-- Start of Data provided --

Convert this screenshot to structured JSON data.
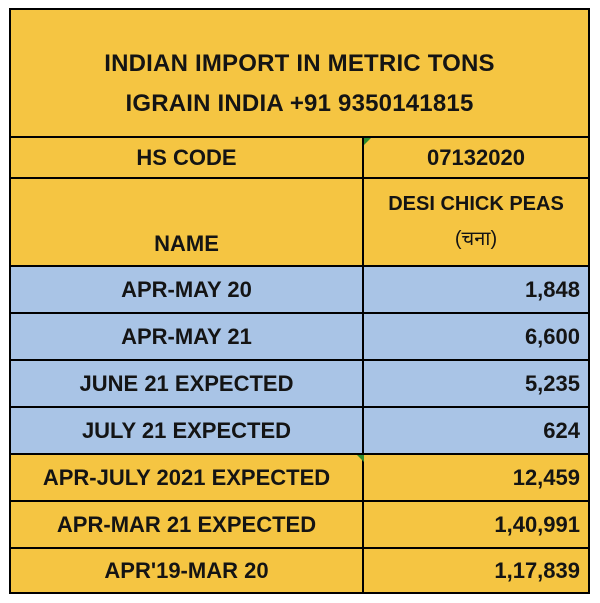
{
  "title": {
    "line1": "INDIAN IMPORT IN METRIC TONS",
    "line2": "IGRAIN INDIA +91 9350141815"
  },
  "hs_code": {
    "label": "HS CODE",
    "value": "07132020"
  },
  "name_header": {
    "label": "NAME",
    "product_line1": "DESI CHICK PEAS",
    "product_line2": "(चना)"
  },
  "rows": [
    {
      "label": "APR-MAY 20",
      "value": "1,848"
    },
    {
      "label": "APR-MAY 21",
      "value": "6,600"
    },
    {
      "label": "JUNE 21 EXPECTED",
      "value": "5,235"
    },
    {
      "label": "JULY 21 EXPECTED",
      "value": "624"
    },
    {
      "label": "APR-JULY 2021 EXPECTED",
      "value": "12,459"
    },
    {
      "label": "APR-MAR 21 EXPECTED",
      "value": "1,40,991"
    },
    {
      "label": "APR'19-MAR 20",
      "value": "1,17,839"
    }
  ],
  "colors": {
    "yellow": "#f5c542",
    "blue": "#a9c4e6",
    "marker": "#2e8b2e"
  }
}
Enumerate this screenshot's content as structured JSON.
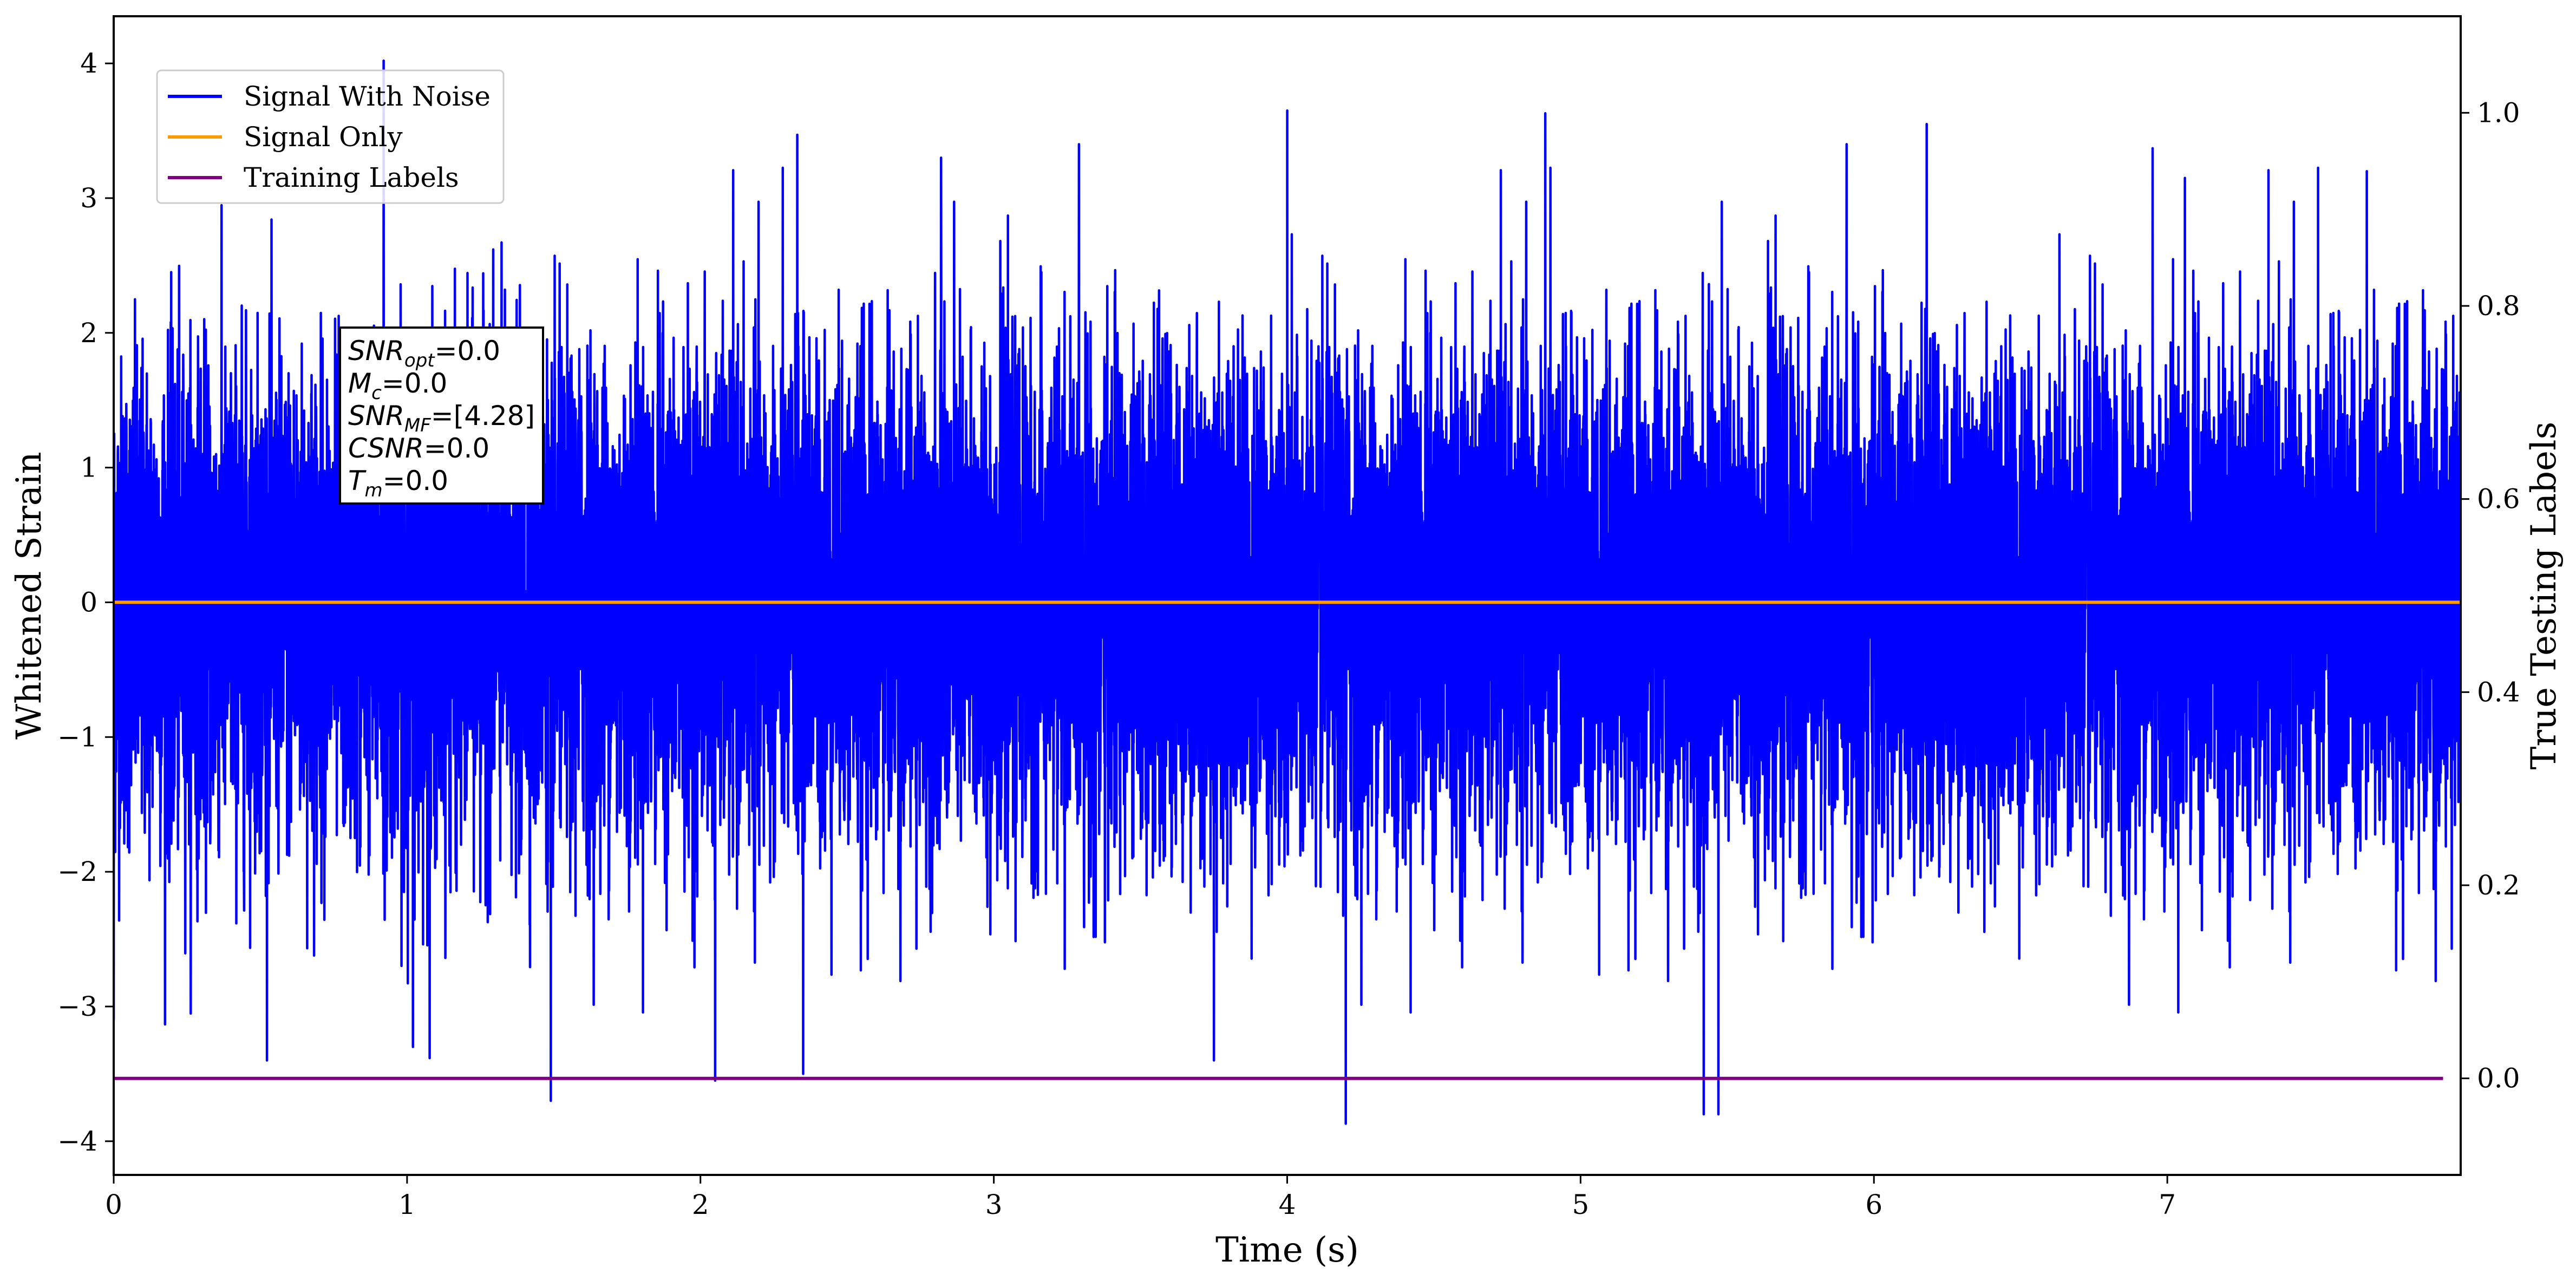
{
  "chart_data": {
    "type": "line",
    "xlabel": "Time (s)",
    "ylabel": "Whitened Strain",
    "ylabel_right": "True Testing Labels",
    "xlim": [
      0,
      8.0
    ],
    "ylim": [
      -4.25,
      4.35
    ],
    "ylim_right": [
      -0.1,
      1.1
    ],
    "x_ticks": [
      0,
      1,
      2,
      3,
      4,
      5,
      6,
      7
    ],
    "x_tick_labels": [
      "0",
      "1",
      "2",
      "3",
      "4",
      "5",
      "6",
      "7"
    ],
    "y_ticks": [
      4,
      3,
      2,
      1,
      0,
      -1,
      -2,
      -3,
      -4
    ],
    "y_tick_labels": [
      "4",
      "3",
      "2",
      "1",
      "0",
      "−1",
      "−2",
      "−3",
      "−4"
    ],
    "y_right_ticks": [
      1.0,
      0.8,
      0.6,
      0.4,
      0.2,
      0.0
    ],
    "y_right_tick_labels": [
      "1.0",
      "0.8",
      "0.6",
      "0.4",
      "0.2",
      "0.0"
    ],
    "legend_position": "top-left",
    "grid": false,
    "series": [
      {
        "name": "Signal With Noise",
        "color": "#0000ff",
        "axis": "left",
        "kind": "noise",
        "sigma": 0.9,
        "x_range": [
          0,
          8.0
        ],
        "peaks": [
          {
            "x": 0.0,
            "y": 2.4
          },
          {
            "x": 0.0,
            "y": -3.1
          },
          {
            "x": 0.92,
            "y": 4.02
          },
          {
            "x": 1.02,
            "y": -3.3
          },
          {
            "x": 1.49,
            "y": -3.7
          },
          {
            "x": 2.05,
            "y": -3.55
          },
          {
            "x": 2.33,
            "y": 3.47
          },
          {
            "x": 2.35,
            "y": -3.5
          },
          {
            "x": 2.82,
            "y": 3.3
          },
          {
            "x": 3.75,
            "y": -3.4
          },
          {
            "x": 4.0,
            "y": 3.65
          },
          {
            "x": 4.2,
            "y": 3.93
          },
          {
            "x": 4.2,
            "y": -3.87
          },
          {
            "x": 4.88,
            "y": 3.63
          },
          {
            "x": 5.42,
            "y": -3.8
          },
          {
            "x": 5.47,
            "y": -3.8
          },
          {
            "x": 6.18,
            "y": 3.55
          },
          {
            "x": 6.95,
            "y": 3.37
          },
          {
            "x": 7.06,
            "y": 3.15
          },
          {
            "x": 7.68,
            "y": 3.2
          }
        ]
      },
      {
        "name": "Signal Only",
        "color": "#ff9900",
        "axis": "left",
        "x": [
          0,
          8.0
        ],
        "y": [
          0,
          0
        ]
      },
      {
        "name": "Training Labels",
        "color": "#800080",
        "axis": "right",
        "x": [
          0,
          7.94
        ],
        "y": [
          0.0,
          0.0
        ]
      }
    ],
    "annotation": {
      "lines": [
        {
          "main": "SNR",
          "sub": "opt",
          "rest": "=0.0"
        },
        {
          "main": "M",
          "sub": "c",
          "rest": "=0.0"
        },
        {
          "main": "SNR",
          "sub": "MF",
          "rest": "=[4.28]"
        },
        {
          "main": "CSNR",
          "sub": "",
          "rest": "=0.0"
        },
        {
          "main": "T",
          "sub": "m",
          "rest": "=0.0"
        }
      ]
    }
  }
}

-- End of Data provided --

Respond with nothing but the number of lines in the entries that contain the string "this".

2